Figure collection entries:

= = =

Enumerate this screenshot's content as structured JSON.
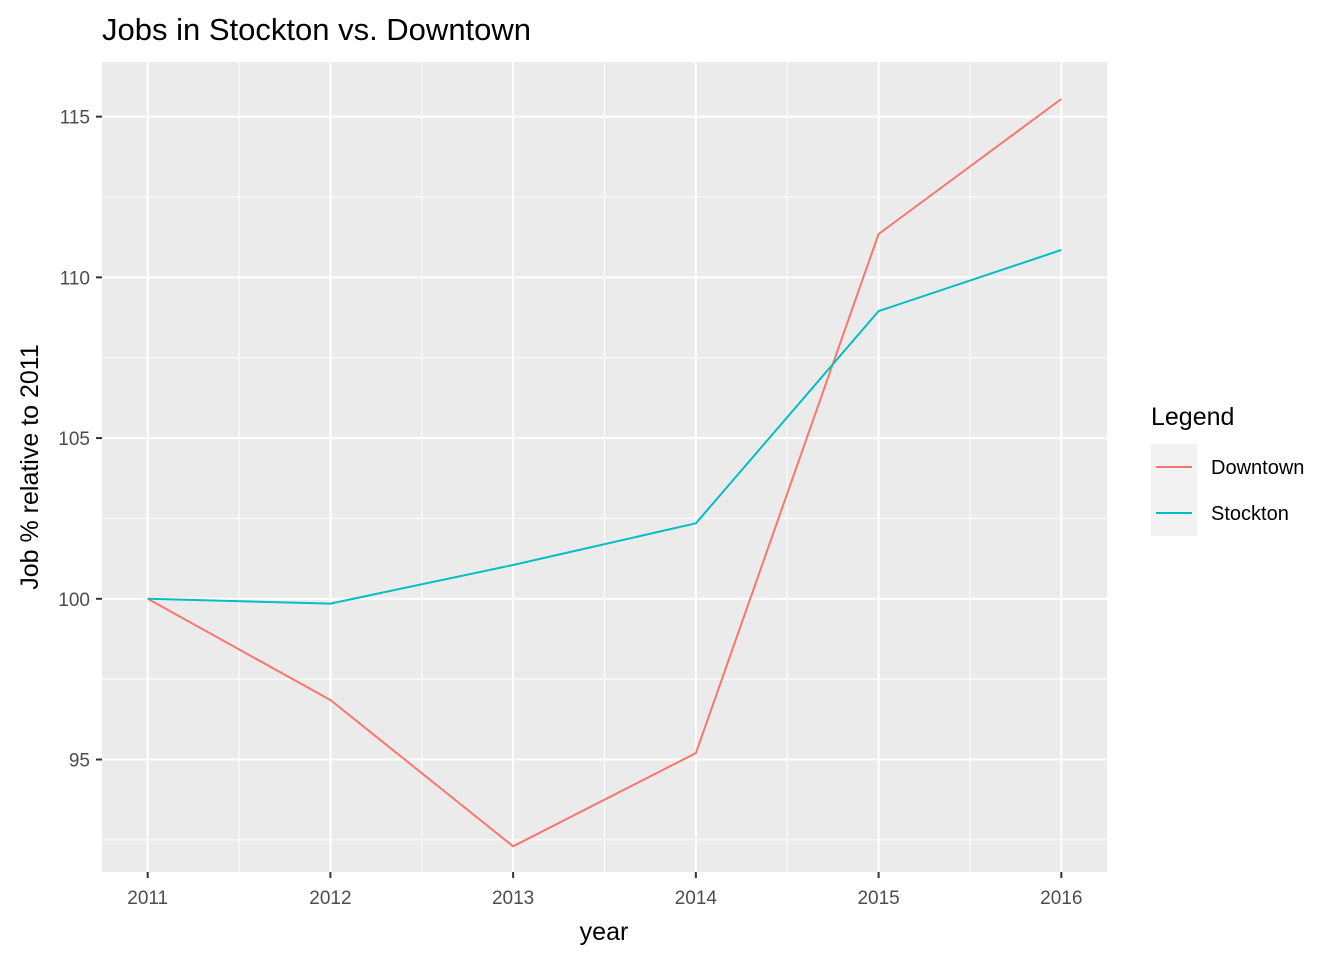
{
  "chart_data": {
    "type": "line",
    "title": "Jobs in Stockton vs. Downtown",
    "xlabel": "year",
    "ylabel": "Job % relative to 2011",
    "x": [
      2011,
      2012,
      2013,
      2014,
      2015,
      2016
    ],
    "xlim": [
      2010.75,
      2016.25
    ],
    "ylim": [
      91.5,
      116.7
    ],
    "y_ticks": [
      95,
      100,
      105,
      110,
      115
    ],
    "grid": true,
    "legend": {
      "title": "Legend",
      "placement": "right"
    },
    "series": [
      {
        "name": "Downtown",
        "color": "#F8766D",
        "values": [
          100,
          96.85,
          92.3,
          95.2,
          111.35,
          115.55
        ]
      },
      {
        "name": "Stockton",
        "color": "#00BFC4",
        "values": [
          100,
          99.85,
          101.05,
          102.35,
          108.95,
          110.85
        ]
      }
    ],
    "background": "#EBEBEB",
    "gridline_color": "#FFFFFF"
  }
}
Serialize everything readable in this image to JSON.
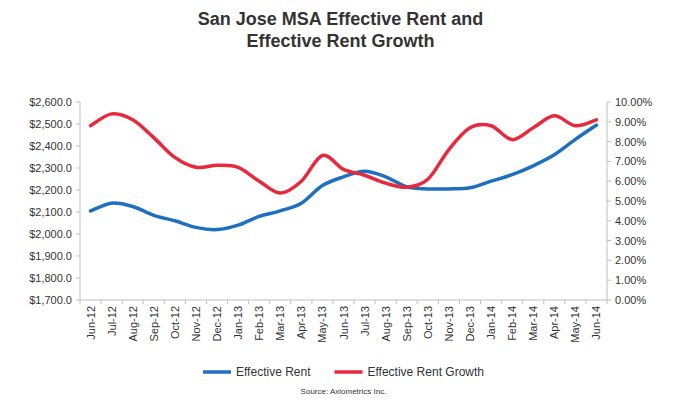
{
  "chart_data": {
    "type": "line",
    "title": "San Jose MSA Effective Rent and Effective Rent Growth",
    "source": "Source: Axiometrics Inc.",
    "categories": [
      "Jun-12",
      "Jul-12",
      "Aug-12",
      "Sep-12",
      "Oct-12",
      "Nov-12",
      "Dec-12",
      "Jan-13",
      "Feb-13",
      "Mar-13",
      "Apr-13",
      "May-13",
      "Jun-13",
      "Jul-13",
      "Aug-13",
      "Sep-13",
      "Oct-13",
      "Nov-13",
      "Dec-13",
      "Jan-14",
      "Feb-14",
      "Mar-14",
      "Apr-14",
      "May-14",
      "Jun-14"
    ],
    "series": [
      {
        "name": "Effective Rent",
        "color": "#1f6fbf",
        "values": [
          2105,
          2140,
          2125,
          2085,
          2060,
          2030,
          2020,
          2040,
          2080,
          2105,
          2140,
          2220,
          2260,
          2285,
          2260,
          2215,
          2205,
          2205,
          2210,
          2240,
          2270,
          2310,
          2360,
          2430,
          2495
        ]
      },
      {
        "name": "Effective Rent Growth",
        "color": "#e8283c",
        "axis": "y2",
        "values": [
          8.8,
          9.4,
          9.1,
          8.2,
          7.2,
          6.7,
          6.8,
          6.7,
          6.0,
          5.4,
          6.0,
          7.3,
          6.6,
          6.3,
          5.9,
          5.7,
          6.1,
          7.6,
          8.7,
          8.8,
          8.1,
          8.7,
          9.3,
          8.8,
          9.1
        ]
      }
    ],
    "ylim": [
      1700,
      2600
    ],
    "yticks": [
      {
        "value": 1700,
        "label": "$1,700.0"
      },
      {
        "value": 1800,
        "label": "$1,800.0"
      },
      {
        "value": 1900,
        "label": "$1,900.0"
      },
      {
        "value": 2000,
        "label": "$2,000.0"
      },
      {
        "value": 2100,
        "label": "$2,100.0"
      },
      {
        "value": 2200,
        "label": "$2,200.0"
      },
      {
        "value": 2300,
        "label": "$2,300.0"
      },
      {
        "value": 2400,
        "label": "$2,400.0"
      },
      {
        "value": 2500,
        "label": "$2,500.0"
      },
      {
        "value": 2600,
        "label": "$2,600.0"
      }
    ],
    "y2lim": [
      0,
      10
    ],
    "y2ticks": [
      {
        "value": 0,
        "label": "0.00%"
      },
      {
        "value": 1,
        "label": "1.00%"
      },
      {
        "value": 2,
        "label": "2.00%"
      },
      {
        "value": 3,
        "label": "3.00%"
      },
      {
        "value": 4,
        "label": "4.00%"
      },
      {
        "value": 5,
        "label": "5.00%"
      },
      {
        "value": 6,
        "label": "6.00%"
      },
      {
        "value": 7,
        "label": "7.00%"
      },
      {
        "value": 8,
        "label": "8.00%"
      },
      {
        "value": 9,
        "label": "9.00%"
      },
      {
        "value": 10,
        "label": "10.00%"
      }
    ],
    "grid": false,
    "legend": "bottom"
  }
}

= = =

* _What you need to do_:
Go through the listing above and list every line that has the word "Growth".

* _Answer in full_:
    "title": "San Jose MSA Effective Rent and Effective Rent Growth",
        "name": "Effective Rent Growth",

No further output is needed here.